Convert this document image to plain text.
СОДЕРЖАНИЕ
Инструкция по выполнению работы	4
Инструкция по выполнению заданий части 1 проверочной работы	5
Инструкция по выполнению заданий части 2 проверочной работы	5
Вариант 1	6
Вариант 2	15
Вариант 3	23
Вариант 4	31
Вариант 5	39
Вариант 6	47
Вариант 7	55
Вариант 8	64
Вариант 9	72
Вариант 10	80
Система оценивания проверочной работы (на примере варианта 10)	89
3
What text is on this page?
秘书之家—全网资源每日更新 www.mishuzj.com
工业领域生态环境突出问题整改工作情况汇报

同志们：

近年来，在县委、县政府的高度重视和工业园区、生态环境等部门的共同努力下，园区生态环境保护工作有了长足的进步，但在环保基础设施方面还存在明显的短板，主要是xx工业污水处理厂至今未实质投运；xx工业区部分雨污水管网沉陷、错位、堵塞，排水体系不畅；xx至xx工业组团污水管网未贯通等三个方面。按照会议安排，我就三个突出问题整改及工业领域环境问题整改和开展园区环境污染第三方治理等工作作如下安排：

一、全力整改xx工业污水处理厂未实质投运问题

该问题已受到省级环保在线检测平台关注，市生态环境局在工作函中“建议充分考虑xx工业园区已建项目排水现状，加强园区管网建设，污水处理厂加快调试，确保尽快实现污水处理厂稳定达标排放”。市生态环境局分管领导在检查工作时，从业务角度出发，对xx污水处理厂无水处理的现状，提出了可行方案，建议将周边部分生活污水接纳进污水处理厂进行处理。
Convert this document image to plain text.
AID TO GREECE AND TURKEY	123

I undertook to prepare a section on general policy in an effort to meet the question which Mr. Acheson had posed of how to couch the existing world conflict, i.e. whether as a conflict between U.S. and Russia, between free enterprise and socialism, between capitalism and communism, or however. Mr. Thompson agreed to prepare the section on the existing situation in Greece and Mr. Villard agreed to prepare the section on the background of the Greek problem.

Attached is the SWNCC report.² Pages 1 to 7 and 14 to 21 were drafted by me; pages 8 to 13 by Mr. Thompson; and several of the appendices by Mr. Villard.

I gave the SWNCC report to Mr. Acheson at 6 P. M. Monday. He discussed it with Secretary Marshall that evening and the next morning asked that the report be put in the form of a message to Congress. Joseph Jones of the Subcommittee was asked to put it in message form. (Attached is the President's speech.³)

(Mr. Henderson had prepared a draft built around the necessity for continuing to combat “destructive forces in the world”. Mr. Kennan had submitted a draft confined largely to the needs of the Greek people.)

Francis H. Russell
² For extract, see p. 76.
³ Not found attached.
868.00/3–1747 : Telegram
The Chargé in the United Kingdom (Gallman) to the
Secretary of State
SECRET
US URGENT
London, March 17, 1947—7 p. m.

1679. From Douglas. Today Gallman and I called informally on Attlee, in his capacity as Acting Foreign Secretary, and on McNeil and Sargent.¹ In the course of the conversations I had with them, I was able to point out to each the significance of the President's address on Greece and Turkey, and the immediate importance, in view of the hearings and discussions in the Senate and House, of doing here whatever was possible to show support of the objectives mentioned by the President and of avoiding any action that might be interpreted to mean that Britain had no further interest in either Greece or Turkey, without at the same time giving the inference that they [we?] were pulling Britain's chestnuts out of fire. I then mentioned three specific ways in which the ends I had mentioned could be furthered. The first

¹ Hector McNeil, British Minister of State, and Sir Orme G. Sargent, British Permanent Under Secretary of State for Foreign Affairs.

^^^^^^^^

## GIVEN TASK
All lines above with "части" in them should be returned.

## THE ANSWER
Инструкция по выполнению заданий части 1 проверочной работы	5
Инструкция по выполнению заданий части 2 проверочной работы	5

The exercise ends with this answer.